● **Given exercise**: Find each line that has the string "from" and give the total, with nothing else.

(Recorded data)
START

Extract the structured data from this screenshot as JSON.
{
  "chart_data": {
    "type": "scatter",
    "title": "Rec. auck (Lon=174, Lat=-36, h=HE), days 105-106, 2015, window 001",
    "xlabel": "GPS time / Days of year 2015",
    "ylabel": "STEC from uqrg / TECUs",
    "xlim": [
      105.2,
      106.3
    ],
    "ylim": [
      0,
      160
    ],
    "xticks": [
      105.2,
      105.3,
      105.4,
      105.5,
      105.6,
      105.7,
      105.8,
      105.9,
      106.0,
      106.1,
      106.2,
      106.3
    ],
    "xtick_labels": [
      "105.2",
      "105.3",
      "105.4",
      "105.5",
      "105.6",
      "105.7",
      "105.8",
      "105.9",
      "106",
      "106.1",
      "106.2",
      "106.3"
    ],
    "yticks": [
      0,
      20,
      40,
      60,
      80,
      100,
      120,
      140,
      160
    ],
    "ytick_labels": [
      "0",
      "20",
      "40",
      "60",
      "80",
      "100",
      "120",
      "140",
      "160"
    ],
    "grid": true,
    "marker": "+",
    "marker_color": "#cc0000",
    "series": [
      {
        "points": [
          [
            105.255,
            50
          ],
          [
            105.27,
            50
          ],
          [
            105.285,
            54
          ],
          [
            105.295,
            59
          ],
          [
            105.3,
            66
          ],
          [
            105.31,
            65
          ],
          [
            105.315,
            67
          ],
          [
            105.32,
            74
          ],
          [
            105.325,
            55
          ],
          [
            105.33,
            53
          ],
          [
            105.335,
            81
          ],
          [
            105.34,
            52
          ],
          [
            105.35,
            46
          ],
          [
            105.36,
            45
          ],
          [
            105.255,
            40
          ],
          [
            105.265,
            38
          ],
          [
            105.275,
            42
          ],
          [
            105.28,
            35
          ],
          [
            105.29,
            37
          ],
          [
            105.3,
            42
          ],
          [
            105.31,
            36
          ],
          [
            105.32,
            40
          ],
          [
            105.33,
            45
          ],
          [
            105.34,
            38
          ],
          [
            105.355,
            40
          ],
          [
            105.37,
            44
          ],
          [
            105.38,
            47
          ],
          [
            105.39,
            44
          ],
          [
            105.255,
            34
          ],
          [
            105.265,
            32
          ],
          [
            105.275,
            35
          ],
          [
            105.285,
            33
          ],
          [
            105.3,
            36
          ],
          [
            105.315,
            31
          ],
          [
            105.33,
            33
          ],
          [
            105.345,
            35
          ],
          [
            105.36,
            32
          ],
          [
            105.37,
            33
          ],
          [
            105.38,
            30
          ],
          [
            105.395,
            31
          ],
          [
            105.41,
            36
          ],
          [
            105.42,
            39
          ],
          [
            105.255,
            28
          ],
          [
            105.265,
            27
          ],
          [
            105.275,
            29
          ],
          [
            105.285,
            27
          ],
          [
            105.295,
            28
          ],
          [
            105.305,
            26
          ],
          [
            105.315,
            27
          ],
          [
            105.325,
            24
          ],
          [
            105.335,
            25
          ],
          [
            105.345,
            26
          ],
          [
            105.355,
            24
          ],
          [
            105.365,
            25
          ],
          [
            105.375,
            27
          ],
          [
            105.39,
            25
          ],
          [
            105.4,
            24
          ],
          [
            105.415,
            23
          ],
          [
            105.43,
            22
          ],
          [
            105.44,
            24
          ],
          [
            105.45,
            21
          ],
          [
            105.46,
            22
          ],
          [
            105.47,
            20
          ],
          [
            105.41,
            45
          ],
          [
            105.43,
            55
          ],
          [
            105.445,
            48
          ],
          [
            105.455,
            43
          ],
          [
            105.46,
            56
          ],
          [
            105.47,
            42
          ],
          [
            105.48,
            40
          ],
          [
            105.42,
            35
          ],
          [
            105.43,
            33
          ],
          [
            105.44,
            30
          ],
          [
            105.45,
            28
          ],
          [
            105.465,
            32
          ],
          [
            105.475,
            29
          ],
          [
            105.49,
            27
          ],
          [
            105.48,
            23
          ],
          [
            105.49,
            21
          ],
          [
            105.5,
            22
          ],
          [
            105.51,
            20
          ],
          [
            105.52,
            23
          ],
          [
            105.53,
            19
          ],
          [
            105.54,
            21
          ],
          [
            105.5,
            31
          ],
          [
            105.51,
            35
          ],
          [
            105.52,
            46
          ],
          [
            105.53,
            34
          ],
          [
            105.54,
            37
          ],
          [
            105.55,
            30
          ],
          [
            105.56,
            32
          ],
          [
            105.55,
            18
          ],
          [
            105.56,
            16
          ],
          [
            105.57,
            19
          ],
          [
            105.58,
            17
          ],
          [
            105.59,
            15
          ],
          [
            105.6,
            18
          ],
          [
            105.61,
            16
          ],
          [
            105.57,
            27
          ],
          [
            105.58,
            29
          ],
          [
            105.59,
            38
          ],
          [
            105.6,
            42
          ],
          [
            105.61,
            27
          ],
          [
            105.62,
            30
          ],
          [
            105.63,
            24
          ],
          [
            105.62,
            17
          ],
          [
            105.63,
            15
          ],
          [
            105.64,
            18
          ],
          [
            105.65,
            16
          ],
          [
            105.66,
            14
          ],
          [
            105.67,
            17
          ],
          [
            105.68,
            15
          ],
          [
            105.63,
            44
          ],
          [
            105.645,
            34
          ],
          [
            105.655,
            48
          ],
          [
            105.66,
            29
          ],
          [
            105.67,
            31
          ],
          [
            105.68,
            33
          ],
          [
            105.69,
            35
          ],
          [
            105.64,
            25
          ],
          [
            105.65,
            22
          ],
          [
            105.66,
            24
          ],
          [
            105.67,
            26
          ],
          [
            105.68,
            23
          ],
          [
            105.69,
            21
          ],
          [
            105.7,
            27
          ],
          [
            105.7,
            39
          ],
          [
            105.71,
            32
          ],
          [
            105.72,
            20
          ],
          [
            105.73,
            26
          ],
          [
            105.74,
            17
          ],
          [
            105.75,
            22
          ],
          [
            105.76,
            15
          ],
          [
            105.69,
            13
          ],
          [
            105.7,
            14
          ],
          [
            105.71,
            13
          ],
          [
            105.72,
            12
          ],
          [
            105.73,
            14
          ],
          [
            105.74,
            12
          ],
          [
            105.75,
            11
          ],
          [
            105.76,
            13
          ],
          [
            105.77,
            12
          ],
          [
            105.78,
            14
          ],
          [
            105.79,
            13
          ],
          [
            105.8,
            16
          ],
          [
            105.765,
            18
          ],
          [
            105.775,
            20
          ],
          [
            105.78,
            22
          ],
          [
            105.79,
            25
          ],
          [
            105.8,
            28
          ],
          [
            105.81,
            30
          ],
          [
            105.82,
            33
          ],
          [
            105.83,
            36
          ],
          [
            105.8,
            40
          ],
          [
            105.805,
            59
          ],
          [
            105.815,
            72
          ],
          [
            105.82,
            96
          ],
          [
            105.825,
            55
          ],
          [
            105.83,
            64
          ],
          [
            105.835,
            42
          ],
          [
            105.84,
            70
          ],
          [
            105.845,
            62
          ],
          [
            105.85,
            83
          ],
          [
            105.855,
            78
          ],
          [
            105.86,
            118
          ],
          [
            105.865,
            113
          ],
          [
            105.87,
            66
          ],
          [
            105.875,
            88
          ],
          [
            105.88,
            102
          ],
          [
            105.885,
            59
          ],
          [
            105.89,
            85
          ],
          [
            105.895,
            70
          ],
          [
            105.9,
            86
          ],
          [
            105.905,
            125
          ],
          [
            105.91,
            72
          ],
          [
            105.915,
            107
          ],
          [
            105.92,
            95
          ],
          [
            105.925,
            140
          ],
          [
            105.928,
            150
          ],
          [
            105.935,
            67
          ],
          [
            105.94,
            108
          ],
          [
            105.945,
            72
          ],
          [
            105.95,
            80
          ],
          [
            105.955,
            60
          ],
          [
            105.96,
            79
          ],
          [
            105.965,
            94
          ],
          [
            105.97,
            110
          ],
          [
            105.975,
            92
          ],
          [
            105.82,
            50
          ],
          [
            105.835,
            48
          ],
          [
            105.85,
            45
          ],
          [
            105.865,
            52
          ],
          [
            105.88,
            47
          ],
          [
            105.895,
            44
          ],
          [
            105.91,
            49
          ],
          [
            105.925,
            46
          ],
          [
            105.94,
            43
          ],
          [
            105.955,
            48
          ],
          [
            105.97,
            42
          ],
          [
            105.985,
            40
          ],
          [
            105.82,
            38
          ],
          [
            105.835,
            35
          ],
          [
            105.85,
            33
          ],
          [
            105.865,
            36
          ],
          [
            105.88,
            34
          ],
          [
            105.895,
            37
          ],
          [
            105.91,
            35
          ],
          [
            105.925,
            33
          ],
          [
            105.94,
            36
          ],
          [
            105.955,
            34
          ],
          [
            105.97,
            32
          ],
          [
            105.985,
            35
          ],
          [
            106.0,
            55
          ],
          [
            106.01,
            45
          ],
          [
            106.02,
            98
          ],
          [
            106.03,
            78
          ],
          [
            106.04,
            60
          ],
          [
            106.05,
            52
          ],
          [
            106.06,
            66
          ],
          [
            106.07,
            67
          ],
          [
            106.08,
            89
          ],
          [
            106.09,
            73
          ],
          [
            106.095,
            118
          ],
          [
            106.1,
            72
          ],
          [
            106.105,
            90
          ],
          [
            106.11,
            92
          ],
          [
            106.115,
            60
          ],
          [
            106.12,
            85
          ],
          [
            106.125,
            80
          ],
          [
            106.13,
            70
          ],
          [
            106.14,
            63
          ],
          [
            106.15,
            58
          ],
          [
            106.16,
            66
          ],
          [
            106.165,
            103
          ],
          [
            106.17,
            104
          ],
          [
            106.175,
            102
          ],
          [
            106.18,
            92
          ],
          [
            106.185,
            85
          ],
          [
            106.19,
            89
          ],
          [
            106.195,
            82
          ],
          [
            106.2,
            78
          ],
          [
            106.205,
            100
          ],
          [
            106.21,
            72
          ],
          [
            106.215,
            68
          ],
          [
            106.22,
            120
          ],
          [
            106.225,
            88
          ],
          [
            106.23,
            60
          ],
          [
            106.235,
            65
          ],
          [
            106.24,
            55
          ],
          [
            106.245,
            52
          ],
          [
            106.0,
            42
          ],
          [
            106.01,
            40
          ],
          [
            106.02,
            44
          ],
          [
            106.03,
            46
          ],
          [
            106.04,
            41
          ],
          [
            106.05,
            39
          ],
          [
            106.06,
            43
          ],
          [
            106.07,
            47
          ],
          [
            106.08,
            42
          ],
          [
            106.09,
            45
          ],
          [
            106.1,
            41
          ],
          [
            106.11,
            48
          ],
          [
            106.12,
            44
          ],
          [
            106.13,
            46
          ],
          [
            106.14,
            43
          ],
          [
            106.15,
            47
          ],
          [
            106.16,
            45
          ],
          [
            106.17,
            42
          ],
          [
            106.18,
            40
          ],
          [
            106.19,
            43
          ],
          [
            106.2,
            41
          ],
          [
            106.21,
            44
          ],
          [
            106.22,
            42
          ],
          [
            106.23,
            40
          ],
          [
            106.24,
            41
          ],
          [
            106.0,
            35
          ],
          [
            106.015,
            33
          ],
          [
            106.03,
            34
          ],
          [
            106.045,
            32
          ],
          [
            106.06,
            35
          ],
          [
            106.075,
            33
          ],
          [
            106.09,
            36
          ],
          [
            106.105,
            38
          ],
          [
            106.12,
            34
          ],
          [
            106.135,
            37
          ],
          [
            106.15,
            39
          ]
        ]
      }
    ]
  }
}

END

● **Completed task**: 2